* _ENTRIES SUPPLIED_
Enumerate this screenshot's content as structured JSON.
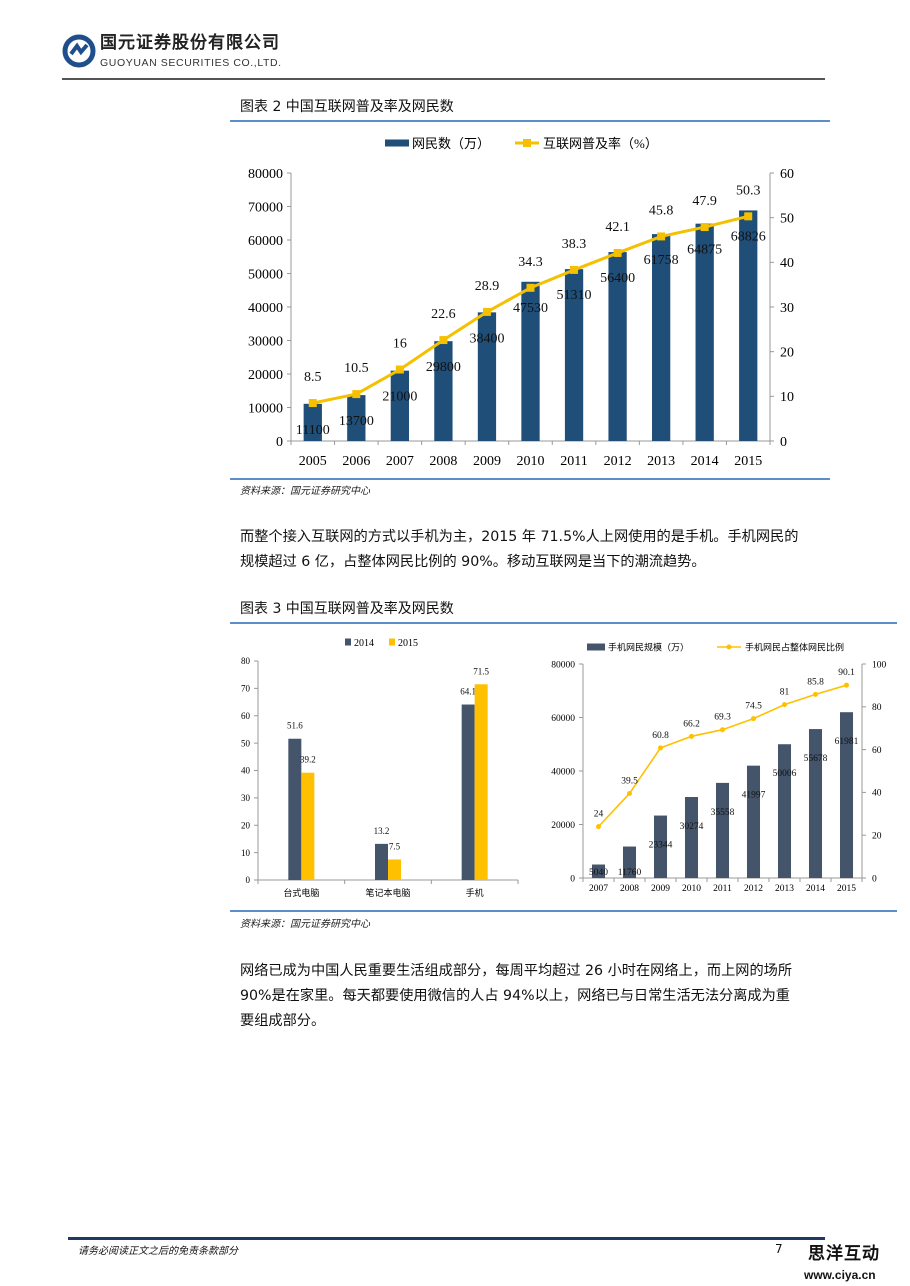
{
  "header": {
    "company_cn": "国元证券股份有限公司",
    "company_en": "GUOYUAN SECURITIES CO.,LTD.",
    "logo_color": "#1f4e8c"
  },
  "figure2": {
    "title": "图表 2 中国互联网普及率及网民数",
    "source": "资料来源：国元证券研究中心"
  },
  "paragraph1": [
    "而整个接入互联网的方式以手机为主，2015 年 71.5%人上网使用的是手机。手机网民的",
    "规模超过 6 亿，占整体网民比例的 90%。移动互联网是当下的潮流趋势。"
  ],
  "figure3": {
    "title": "图表 3 中国互联网普及率及网民数",
    "source": "资料来源：国元证券研究中心"
  },
  "paragraph2": [
    "网络已成为中国人民重要生活组成部分，每周平均超过 26 小时在网络上，而上网的场所",
    "90%是在家里。每天都要使用微信的人占 94%以上，网络已与日常生活无法分离成为重",
    "要组成部分。"
  ],
  "footer": {
    "disclaimer": "请务必阅读正文之后的免责条款部分",
    "page": "7",
    "watermark_cn": "思洋互动",
    "watermark_url": "www.ciya.cn"
  },
  "chart_data": [
    {
      "type": "bar+line",
      "categories": [
        "2005",
        "2006",
        "2007",
        "2008",
        "2009",
        "2010",
        "2011",
        "2012",
        "2013",
        "2014",
        "2015"
      ],
      "series": [
        {
          "name": "网民数（万）",
          "kind": "bar",
          "axis": "left",
          "color": "#1f4e79",
          "values": [
            11100,
            13700,
            21000,
            29800,
            38400,
            47530,
            51310,
            56400,
            61758,
            64875,
            68826
          ],
          "labels": [
            "11100",
            "13700",
            "21000",
            "29800",
            "38400",
            "47530",
            "51310",
            "56400",
            "61758",
            "64875",
            "68826"
          ]
        },
        {
          "name": "互联网普及率（%）",
          "kind": "line",
          "axis": "right",
          "color": "#f5c000",
          "marker": "square",
          "values": [
            8.5,
            10.5,
            16,
            22.6,
            28.9,
            34.3,
            38.3,
            42.1,
            45.8,
            47.9,
            50.3
          ],
          "labels": [
            "8.5",
            "10.5",
            "16",
            "22.6",
            "28.9",
            "34.3",
            "38.3",
            "42.1",
            "45.8",
            "47.9",
            "50.3"
          ]
        }
      ],
      "ylim": [
        0,
        80000
      ],
      "yticks": [
        "0",
        "10000",
        "20000",
        "30000",
        "40000",
        "50000",
        "60000",
        "70000",
        "80000"
      ],
      "y2lim": [
        0,
        60
      ],
      "y2ticks": [
        "0",
        "10",
        "20",
        "30",
        "40",
        "50",
        "60"
      ],
      "legend": "top",
      "grid": false
    },
    {
      "type": "bar",
      "categories": [
        "台式电脑",
        "笔记本电脑",
        "手机"
      ],
      "series": [
        {
          "name": "2014",
          "kind": "bar",
          "axis": "left",
          "color": "#44546a",
          "values": [
            51.6,
            13.2,
            64.1
          ],
          "labels": [
            "51.6",
            "13.2",
            "64.1"
          ]
        },
        {
          "name": "2015",
          "kind": "bar",
          "axis": "left",
          "color": "#ffc000",
          "values": [
            39.2,
            7.5,
            71.5
          ],
          "labels": [
            "39.2",
            "7.5",
            "71.5"
          ]
        }
      ],
      "ylim": [
        0,
        80
      ],
      "yticks": [
        "0",
        "10",
        "20",
        "30",
        "40",
        "50",
        "60",
        "70",
        "80"
      ],
      "legend": "top",
      "grid": false
    },
    {
      "type": "bar+line",
      "categories": [
        "2007",
        "2008",
        "2009",
        "2010",
        "2011",
        "2012",
        "2013",
        "2014",
        "2015"
      ],
      "series": [
        {
          "name": "手机网民规模（万）",
          "kind": "bar",
          "axis": "left",
          "color": "#44546a",
          "values": [
            5040,
            11760,
            23344,
            30274,
            35558,
            41997,
            50006,
            55678,
            61981
          ],
          "labels": [
            "5040",
            "11760",
            "23344",
            "30274",
            "35558",
            "41997",
            "50006",
            "55678",
            "61981"
          ]
        },
        {
          "name": "手机网民占整体网民比例",
          "kind": "line",
          "axis": "right",
          "color": "#ffc000",
          "marker": "diamond",
          "values": [
            24,
            39.5,
            60.8,
            66.2,
            69.3,
            74.5,
            81,
            85.8,
            90.1
          ],
          "labels": [
            "24",
            "39.5",
            "60.8",
            "66.2",
            "69.3",
            "74.5",
            "81",
            "85.8",
            "90.1"
          ]
        }
      ],
      "ylim": [
        0,
        80000
      ],
      "yticks": [
        "0",
        "20000",
        "40000",
        "60000",
        "80000"
      ],
      "y2lim": [
        0,
        100
      ],
      "y2ticks": [
        "0",
        "20",
        "40",
        "60",
        "80",
        "100"
      ],
      "legend": "top",
      "grid": false
    }
  ]
}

* _THE TASK_
Repeat the records in full, exactly as they appear, without the pictures.

* _SOLUTION_
Enumerate this screenshot's content as structured JSON.
{
  "header": {
    "company_cn": "国元证券股份有限公司",
    "company_en": "GUOYUAN SECURITIES CO.,LTD.",
    "logo_color": "#1f4e8c"
  },
  "figure2": {
    "title": "图表 2 中国互联网普及率及网民数",
    "source": "资料来源：国元证券研究中心"
  },
  "paragraph1": [
    "而整个接入互联网的方式以手机为主，2015 年 71.5%人上网使用的是手机。手机网民的",
    "规模超过 6 亿，占整体网民比例的 90%。移动互联网是当下的潮流趋势。"
  ],
  "figure3": {
    "title": "图表 3 中国互联网普及率及网民数",
    "source": "资料来源：国元证券研究中心"
  },
  "paragraph2": [
    "网络已成为中国人民重要生活组成部分，每周平均超过 26 小时在网络上，而上网的场所",
    "90%是在家里。每天都要使用微信的人占 94%以上，网络已与日常生活无法分离成为重",
    "要组成部分。"
  ],
  "footer": {
    "disclaimer": "请务必阅读正文之后的免责条款部分",
    "page": "7",
    "watermark_cn": "思洋互动",
    "watermark_url": "www.ciya.cn"
  },
  "chart_data": [
    {
      "type": "bar+line",
      "categories": [
        "2005",
        "2006",
        "2007",
        "2008",
        "2009",
        "2010",
        "2011",
        "2012",
        "2013",
        "2014",
        "2015"
      ],
      "series": [
        {
          "name": "网民数（万）",
          "kind": "bar",
          "axis": "left",
          "color": "#1f4e79",
          "values": [
            11100,
            13700,
            21000,
            29800,
            38400,
            47530,
            51310,
            56400,
            61758,
            64875,
            68826
          ],
          "labels": [
            "11100",
            "13700",
            "21000",
            "29800",
            "38400",
            "47530",
            "51310",
            "56400",
            "61758",
            "64875",
            "68826"
          ]
        },
        {
          "name": "互联网普及率（%）",
          "kind": "line",
          "axis": "right",
          "color": "#f5c000",
          "marker": "square",
          "values": [
            8.5,
            10.5,
            16,
            22.6,
            28.9,
            34.3,
            38.3,
            42.1,
            45.8,
            47.9,
            50.3
          ],
          "labels": [
            "8.5",
            "10.5",
            "16",
            "22.6",
            "28.9",
            "34.3",
            "38.3",
            "42.1",
            "45.8",
            "47.9",
            "50.3"
          ]
        }
      ],
      "ylim": [
        0,
        80000
      ],
      "yticks": [
        "0",
        "10000",
        "20000",
        "30000",
        "40000",
        "50000",
        "60000",
        "70000",
        "80000"
      ],
      "y2lim": [
        0,
        60
      ],
      "y2ticks": [
        "0",
        "10",
        "20",
        "30",
        "40",
        "50",
        "60"
      ],
      "legend": "top",
      "grid": false
    },
    {
      "type": "bar",
      "categories": [
        "台式电脑",
        "笔记本电脑",
        "手机"
      ],
      "series": [
        {
          "name": "2014",
          "kind": "bar",
          "axis": "left",
          "color": "#44546a",
          "values": [
            51.6,
            13.2,
            64.1
          ],
          "labels": [
            "51.6",
            "13.2",
            "64.1"
          ]
        },
        {
          "name": "2015",
          "kind": "bar",
          "axis": "left",
          "color": "#ffc000",
          "values": [
            39.2,
            7.5,
            71.5
          ],
          "labels": [
            "39.2",
            "7.5",
            "71.5"
          ]
        }
      ],
      "ylim": [
        0,
        80
      ],
      "yticks": [
        "0",
        "10",
        "20",
        "30",
        "40",
        "50",
        "60",
        "70",
        "80"
      ],
      "legend": "top",
      "grid": false
    },
    {
      "type": "bar+line",
      "categories": [
        "2007",
        "2008",
        "2009",
        "2010",
        "2011",
        "2012",
        "2013",
        "2014",
        "2015"
      ],
      "series": [
        {
          "name": "手机网民规模（万）",
          "kind": "bar",
          "axis": "left",
          "color": "#44546a",
          "values": [
            5040,
            11760,
            23344,
            30274,
            35558,
            41997,
            50006,
            55678,
            61981
          ],
          "labels": [
            "5040",
            "11760",
            "23344",
            "30274",
            "35558",
            "41997",
            "50006",
            "55678",
            "61981"
          ]
        },
        {
          "name": "手机网民占整体网民比例",
          "kind": "line",
          "axis": "right",
          "color": "#ffc000",
          "marker": "diamond",
          "values": [
            24,
            39.5,
            60.8,
            66.2,
            69.3,
            74.5,
            81,
            85.8,
            90.1
          ],
          "labels": [
            "24",
            "39.5",
            "60.8",
            "66.2",
            "69.3",
            "74.5",
            "81",
            "85.8",
            "90.1"
          ]
        }
      ],
      "ylim": [
        0,
        80000
      ],
      "yticks": [
        "0",
        "20000",
        "40000",
        "60000",
        "80000"
      ],
      "y2lim": [
        0,
        100
      ],
      "y2ticks": [
        "0",
        "20",
        "40",
        "60",
        "80",
        "100"
      ],
      "legend": "top",
      "grid": false
    }
  ]
}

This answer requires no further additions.